═════ Material provided ═════

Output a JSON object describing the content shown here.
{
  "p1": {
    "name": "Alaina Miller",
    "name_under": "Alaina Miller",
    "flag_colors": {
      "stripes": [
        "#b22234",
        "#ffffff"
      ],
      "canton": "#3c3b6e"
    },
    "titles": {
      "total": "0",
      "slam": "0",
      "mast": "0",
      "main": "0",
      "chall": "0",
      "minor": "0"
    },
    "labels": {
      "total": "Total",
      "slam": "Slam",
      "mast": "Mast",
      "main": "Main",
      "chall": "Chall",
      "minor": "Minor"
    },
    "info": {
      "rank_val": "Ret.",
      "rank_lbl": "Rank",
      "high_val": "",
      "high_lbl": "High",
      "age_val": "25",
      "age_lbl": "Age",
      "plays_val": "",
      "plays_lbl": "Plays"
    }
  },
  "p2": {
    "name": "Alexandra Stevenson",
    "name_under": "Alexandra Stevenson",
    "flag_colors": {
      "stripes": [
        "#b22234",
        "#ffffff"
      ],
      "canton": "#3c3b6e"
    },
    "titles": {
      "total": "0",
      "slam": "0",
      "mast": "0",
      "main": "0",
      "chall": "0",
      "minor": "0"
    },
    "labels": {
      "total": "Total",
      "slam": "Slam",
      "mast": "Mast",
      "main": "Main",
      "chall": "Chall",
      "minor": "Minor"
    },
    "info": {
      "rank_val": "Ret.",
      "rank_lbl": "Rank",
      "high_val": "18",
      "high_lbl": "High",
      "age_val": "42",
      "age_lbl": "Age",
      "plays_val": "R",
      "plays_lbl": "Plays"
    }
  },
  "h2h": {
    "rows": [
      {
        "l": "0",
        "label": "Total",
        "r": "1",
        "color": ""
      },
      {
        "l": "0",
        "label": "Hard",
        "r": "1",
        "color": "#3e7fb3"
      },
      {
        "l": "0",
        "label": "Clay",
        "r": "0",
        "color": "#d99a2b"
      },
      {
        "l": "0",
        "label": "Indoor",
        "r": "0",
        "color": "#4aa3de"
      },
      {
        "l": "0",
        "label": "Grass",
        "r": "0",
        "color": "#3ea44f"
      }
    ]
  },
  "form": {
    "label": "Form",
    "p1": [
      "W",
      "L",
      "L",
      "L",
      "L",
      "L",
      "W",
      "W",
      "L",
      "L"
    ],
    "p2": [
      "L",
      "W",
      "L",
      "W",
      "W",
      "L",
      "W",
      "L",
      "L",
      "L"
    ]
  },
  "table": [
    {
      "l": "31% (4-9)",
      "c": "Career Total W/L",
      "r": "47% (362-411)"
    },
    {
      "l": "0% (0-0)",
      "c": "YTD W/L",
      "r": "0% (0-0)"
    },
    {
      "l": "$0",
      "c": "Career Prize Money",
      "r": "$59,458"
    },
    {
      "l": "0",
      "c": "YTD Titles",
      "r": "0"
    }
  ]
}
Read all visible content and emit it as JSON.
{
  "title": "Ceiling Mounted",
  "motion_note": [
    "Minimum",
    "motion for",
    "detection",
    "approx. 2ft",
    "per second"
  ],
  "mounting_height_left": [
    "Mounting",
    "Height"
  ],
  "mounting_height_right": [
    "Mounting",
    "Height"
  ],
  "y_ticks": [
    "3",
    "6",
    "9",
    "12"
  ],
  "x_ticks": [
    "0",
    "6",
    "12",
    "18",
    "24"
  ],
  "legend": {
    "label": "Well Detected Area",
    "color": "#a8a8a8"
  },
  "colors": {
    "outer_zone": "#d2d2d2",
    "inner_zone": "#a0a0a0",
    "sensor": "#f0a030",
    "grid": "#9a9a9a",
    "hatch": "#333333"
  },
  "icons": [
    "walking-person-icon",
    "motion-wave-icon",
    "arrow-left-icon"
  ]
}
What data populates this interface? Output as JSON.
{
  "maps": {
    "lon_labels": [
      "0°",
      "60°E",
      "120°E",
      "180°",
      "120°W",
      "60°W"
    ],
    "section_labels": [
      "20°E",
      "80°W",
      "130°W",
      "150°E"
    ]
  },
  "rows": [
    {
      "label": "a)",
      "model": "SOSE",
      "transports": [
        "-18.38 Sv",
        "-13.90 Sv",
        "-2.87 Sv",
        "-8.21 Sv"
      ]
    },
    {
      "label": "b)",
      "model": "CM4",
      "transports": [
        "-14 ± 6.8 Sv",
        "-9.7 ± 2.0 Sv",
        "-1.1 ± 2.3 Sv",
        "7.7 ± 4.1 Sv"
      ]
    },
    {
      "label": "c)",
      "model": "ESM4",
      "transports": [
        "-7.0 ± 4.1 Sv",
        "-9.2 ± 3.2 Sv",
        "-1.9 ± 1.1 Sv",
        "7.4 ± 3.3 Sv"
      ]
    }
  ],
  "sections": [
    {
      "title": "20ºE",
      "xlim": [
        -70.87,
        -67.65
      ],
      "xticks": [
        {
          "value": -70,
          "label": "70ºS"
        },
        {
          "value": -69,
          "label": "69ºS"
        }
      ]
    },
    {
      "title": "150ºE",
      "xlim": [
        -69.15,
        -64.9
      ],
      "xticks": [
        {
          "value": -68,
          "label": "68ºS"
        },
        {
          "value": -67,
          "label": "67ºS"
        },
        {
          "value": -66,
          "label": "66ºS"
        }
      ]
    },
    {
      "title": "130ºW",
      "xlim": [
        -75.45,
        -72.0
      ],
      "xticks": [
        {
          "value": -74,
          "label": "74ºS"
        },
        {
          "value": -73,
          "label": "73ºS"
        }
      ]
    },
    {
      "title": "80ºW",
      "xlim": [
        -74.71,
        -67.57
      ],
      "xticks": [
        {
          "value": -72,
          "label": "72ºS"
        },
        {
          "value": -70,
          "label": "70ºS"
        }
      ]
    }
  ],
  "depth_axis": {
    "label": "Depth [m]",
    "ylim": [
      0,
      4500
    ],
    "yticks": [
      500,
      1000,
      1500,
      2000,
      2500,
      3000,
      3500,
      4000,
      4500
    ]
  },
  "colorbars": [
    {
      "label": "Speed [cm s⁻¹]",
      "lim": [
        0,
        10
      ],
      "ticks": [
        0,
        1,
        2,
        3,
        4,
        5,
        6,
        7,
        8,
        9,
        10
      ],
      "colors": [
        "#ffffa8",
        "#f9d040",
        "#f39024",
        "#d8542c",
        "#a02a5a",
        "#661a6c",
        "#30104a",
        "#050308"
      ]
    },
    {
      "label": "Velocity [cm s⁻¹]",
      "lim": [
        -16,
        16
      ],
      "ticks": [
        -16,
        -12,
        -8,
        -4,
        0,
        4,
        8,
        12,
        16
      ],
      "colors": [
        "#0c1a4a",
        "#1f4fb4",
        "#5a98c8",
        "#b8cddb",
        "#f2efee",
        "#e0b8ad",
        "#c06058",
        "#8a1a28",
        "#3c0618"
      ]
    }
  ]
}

═════

Reproduce the material in full, with no word added or dropped.

Output a JSON object describing the content shown here.
{
  "p1": {
    "name": "Alaina Miller",
    "name_under": "Alaina Miller",
    "flag_colors": {
      "stripes": [
        "#b22234",
        "#ffffff"
      ],
      "canton": "#3c3b6e"
    },
    "titles": {
      "total": "0",
      "slam": "0",
      "mast": "0",
      "main": "0",
      "chall": "0",
      "minor": "0"
    },
    "labels": {
      "total": "Total",
      "slam": "Slam",
      "mast": "Mast",
      "main": "Main",
      "chall": "Chall",
      "minor": "Minor"
    },
    "info": {
      "rank_val": "Ret.",
      "rank_lbl": "Rank",
      "high_val": "",
      "high_lbl": "High",
      "age_val": "25",
      "age_lbl": "Age",
      "plays_val": "",
      "plays_lbl": "Plays"
    }
  },
  "p2": {
    "name": "Alexandra Stevenson",
    "name_under": "Alexandra Stevenson",
    "flag_colors": {
      "stripes": [
        "#b22234",
        "#ffffff"
      ],
      "canton": "#3c3b6e"
    },
    "titles": {
      "total": "0",
      "slam": "0",
      "mast": "0",
      "main": "0",
      "chall": "0",
      "minor": "0"
    },
    "labels": {
      "total": "Total",
      "slam": "Slam",
      "mast": "Mast",
      "main": "Main",
      "chall": "Chall",
      "minor": "Minor"
    },
    "info": {
      "rank_val": "Ret.",
      "rank_lbl": "Rank",
      "high_val": "18",
      "high_lbl": "High",
      "age_val": "42",
      "age_lbl": "Age",
      "plays_val": "R",
      "plays_lbl": "Plays"
    }
  },
  "h2h": {
    "rows": [
      {
        "l": "0",
        "label": "Total",
        "r": "1",
        "color": ""
      },
      {
        "l": "0",
        "label": "Hard",
        "r": "1",
        "color": "#3e7fb3"
      },
      {
        "l": "0",
        "label": "Clay",
        "r": "0",
        "color": "#d99a2b"
      },
      {
        "l": "0",
        "label": "Indoor",
        "r": "0",
        "color": "#4aa3de"
      },
      {
        "l": "0",
        "label": "Grass",
        "r": "0",
        "color": "#3ea44f"
      }
    ]
  },
  "form": {
    "label": "Form",
    "p1": [
      "W",
      "L",
      "L",
      "L",
      "L",
      "L",
      "W",
      "W",
      "L",
      "L"
    ],
    "p2": [
      "L",
      "W",
      "L",
      "W",
      "W",
      "L",
      "W",
      "L",
      "L",
      "L"
    ]
  },
  "table": [
    {
      "l": "31% (4-9)",
      "c": "Career Total W/L",
      "r": "47% (362-411)"
    },
    {
      "l": "0% (0-0)",
      "c": "YTD W/L",
      "r": "0% (0-0)"
    },
    {
      "l": "$0",
      "c": "Career Prize Money",
      "r": "$59,458"
    },
    {
      "l": "0",
      "c": "YTD Titles",
      "r": "0"
    }
  ]
}
Read all visible content and emit it as JSON.
{
  "title": "Ceiling Mounted",
  "motion_note": [
    "Minimum",
    "motion for",
    "detection",
    "approx. 2ft",
    "per second"
  ],
  "mounting_height_left": [
    "Mounting",
    "Height"
  ],
  "mounting_height_right": [
    "Mounting",
    "Height"
  ],
  "y_ticks": [
    "3",
    "6",
    "9",
    "12"
  ],
  "x_ticks": [
    "0",
    "6",
    "12",
    "18",
    "24"
  ],
  "legend": {
    "label": "Well Detected Area",
    "color": "#a8a8a8"
  },
  "colors": {
    "outer_zone": "#d2d2d2",
    "inner_zone": "#a0a0a0",
    "sensor": "#f0a030",
    "grid": "#9a9a9a",
    "hatch": "#333333"
  },
  "icons": [
    "walking-person-icon",
    "motion-wave-icon",
    "arrow-left-icon"
  ]
}
What data populates this interface? Output as JSON.
{
  "maps": {
    "lon_labels": [
      "0°",
      "60°E",
      "120°E",
      "180°",
      "120°W",
      "60°W"
    ],
    "section_labels": [
      "20°E",
      "80°W",
      "130°W",
      "150°E"
    ]
  },
  "rows": [
    {
      "label": "a)",
      "model": "SOSE",
      "transports": [
        "-18.38 Sv",
        "-13.90 Sv",
        "-2.87 Sv",
        "-8.21 Sv"
      ]
    },
    {
      "label": "b)",
      "model": "CM4",
      "transports": [
        "-14 ± 6.8 Sv",
        "-9.7 ± 2.0 Sv",
        "-1.1 ± 2.3 Sv",
        "7.7 ± 4.1 Sv"
      ]
    },
    {
      "label": "c)",
      "model": "ESM4",
      "transports": [
        "-7.0 ± 4.1 Sv",
        "-9.2 ± 3.2 Sv",
        "-1.9 ± 1.1 Sv",
        "7.4 ± 3.3 Sv"
      ]
    }
  ],
  "sections": [
    {
      "title": "20ºE",
      "xlim": [
        -70.87,
        -67.65
      ],
      "xticks": [
        {
          "value": -70,
          "label": "70ºS"
        },
        {
          "value": -69,
          "label": "69ºS"
        }
      ]
    },
    {
      "title": "150ºE",
      "xlim": [
        -69.15,
        -64.9
      ],
      "xticks": [
        {
          "value": -68,
          "label": "68ºS"
        },
        {
          "value": -67,
          "label": "67ºS"
        },
        {
          "value": -66,
          "label": "66ºS"
        }
      ]
    },
    {
      "title": "130ºW",
      "xlim": [
        -75.45,
        -72.0
      ],
      "xticks": [
        {
          "value": -74,
          "label": "74ºS"
        },
        {
          "value": -73,
          "label": "73ºS"
        }
      ]
    },
    {
      "title": "80ºW",
      "xlim": [
        -74.71,
        -67.57
      ],
      "xticks": [
        {
          "value": -72,
          "label": "72ºS"
        },
        {
          "value": -70,
          "label": "70ºS"
        }
      ]
    }
  ],
  "depth_axis": {
    "label": "Depth [m]",
    "ylim": [
      0,
      4500
    ],
    "yticks": [
      500,
      1000,
      1500,
      2000,
      2500,
      3000,
      3500,
      4000,
      4500
    ]
  },
  "colorbars": [
    {
      "label": "Speed [cm s⁻¹]",
      "lim": [
        0,
        10
      ],
      "ticks": [
        0,
        1,
        2,
        3,
        4,
        5,
        6,
        7,
        8,
        9,
        10
      ],
      "colors": [
        "#ffffa8",
        "#f9d040",
        "#f39024",
        "#d8542c",
        "#a02a5a",
        "#661a6c",
        "#30104a",
        "#050308"
      ]
    },
    {
      "label": "Velocity [cm s⁻¹]",
      "lim": [
        -16,
        16
      ],
      "ticks": [
        -16,
        -12,
        -8,
        -4,
        0,
        4,
        8,
        12,
        16
      ],
      "colors": [
        "#0c1a4a",
        "#1f4fb4",
        "#5a98c8",
        "#b8cddb",
        "#f2efee",
        "#e0b8ad",
        "#c06058",
        "#8a1a28",
        "#3c0618"
      ]
    }
  ]
}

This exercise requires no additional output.